Data excerpts ▸
•••••
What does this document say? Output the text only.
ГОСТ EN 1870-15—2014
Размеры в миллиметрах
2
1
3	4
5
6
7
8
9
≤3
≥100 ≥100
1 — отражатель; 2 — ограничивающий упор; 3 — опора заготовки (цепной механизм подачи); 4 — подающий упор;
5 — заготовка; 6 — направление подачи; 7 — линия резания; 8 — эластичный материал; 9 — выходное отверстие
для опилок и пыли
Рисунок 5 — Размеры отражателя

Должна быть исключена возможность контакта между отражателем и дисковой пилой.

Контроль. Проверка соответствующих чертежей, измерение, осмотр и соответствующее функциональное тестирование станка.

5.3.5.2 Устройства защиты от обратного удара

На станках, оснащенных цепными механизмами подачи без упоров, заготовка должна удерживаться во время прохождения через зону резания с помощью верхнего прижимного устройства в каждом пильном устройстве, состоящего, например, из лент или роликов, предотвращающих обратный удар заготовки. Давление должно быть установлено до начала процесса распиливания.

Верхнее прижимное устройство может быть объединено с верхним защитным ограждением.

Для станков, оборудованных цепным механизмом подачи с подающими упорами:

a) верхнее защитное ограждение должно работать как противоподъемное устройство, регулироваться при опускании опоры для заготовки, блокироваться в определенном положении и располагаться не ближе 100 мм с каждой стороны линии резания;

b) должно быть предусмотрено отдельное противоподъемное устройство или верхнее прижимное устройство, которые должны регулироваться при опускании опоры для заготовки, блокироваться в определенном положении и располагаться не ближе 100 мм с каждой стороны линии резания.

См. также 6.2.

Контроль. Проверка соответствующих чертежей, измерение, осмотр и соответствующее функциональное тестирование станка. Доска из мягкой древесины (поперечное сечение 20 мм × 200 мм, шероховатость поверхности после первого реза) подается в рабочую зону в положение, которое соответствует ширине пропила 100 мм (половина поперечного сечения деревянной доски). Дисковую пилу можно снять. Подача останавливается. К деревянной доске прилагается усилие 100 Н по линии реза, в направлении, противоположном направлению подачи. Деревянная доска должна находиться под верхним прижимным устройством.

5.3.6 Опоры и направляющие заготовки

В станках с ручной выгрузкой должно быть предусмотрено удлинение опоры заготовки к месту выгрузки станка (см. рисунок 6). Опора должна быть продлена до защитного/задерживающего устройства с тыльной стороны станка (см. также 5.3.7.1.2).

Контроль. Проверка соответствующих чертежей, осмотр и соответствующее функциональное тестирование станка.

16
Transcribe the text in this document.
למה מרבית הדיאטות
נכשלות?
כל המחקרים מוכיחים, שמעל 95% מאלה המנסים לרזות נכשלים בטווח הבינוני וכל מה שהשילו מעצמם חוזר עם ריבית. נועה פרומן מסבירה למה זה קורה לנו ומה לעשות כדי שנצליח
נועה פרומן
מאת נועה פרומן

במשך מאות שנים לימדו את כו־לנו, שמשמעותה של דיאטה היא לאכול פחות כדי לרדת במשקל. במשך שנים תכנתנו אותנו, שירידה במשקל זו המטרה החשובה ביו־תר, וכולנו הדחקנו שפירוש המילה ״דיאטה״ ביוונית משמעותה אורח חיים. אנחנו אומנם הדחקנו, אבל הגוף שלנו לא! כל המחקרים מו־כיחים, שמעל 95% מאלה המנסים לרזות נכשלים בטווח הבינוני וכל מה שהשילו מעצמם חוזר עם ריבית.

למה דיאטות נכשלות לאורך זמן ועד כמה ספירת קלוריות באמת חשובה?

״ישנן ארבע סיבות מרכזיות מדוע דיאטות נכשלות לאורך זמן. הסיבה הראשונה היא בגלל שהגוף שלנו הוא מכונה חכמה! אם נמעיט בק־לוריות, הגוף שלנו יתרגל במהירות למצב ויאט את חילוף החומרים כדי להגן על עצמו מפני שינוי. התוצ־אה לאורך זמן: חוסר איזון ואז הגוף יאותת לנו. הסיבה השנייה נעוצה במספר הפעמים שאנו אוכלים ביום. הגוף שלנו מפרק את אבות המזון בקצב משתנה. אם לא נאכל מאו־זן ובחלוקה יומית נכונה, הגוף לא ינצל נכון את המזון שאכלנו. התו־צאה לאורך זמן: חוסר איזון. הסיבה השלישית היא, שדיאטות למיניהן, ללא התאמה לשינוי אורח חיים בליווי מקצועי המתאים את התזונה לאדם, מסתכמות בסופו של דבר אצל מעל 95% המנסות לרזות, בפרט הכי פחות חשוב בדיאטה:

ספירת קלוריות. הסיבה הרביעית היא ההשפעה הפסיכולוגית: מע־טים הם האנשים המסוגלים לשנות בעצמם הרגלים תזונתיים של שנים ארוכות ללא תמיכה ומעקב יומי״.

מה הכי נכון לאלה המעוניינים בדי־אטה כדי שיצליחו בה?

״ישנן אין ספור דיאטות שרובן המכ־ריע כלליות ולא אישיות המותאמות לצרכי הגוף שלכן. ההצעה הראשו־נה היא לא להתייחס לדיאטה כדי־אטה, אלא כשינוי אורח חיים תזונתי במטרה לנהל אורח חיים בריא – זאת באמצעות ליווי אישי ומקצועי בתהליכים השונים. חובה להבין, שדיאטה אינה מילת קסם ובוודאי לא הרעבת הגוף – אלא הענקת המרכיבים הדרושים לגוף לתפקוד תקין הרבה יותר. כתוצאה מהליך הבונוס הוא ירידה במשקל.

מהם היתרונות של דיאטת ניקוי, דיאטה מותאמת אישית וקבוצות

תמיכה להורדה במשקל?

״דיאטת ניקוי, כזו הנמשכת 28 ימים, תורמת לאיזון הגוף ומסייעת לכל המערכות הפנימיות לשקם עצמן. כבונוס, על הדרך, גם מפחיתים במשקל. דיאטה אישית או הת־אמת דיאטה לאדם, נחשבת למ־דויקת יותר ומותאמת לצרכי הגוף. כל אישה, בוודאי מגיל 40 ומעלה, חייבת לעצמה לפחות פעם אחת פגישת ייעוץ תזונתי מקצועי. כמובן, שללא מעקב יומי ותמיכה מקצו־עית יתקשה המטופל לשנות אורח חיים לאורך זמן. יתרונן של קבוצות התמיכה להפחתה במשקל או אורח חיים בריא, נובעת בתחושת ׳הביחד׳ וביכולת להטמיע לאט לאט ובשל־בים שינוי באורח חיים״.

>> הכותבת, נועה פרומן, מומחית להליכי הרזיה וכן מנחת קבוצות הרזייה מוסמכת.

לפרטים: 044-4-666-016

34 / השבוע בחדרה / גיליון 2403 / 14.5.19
•••••
Given exercise ▸
Report each line of the material above where the word "this" appears.

Full answer ▸
What does this document say? Output the text only.
Transcribe the text in this document.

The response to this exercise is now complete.